# [Information supplied]
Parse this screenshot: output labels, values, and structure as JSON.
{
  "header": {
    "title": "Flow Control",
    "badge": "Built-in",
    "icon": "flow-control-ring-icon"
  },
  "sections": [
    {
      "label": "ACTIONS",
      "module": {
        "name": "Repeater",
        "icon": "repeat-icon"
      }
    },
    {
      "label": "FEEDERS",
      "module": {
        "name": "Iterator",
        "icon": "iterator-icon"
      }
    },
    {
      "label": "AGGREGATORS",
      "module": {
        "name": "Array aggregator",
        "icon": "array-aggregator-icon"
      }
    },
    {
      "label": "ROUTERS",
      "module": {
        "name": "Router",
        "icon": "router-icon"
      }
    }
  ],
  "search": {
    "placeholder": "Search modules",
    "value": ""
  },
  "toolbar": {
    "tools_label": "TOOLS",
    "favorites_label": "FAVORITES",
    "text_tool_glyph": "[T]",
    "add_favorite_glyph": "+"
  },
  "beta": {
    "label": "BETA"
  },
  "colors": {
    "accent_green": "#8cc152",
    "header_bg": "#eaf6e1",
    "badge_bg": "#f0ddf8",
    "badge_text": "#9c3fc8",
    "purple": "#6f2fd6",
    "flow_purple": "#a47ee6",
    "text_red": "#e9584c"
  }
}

---

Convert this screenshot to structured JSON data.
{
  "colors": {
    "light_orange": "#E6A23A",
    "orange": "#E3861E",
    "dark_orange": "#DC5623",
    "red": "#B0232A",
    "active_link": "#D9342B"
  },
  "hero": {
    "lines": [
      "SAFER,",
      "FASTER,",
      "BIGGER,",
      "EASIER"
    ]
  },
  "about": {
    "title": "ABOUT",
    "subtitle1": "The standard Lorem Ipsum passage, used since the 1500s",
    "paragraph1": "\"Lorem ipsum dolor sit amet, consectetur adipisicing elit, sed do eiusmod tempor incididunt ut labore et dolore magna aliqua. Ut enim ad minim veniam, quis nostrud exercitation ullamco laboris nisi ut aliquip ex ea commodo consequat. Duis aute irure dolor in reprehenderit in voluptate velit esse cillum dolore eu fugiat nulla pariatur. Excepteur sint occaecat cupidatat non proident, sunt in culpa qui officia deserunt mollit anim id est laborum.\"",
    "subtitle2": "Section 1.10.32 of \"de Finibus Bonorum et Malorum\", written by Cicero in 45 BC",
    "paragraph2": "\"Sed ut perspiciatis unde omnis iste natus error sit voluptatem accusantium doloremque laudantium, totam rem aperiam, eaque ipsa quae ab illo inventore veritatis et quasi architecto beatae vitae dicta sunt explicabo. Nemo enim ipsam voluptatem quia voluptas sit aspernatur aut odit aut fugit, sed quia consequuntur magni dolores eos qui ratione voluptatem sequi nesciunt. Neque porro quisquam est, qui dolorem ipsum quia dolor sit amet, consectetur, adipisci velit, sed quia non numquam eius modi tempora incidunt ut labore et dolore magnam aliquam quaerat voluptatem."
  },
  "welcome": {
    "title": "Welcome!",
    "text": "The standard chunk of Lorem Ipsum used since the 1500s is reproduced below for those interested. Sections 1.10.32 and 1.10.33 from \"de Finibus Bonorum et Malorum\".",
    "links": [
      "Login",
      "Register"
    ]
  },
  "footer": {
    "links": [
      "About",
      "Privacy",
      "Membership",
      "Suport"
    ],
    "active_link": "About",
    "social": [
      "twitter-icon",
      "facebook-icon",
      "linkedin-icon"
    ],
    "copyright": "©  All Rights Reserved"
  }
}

# [Problem to work on]
In the entries above, find every line with the word "screenshot" and list it.

# [Response to this task]
Parse this screenshot: output labels, values, and structure as JSON.
Convert this screenshot to structured JSON data.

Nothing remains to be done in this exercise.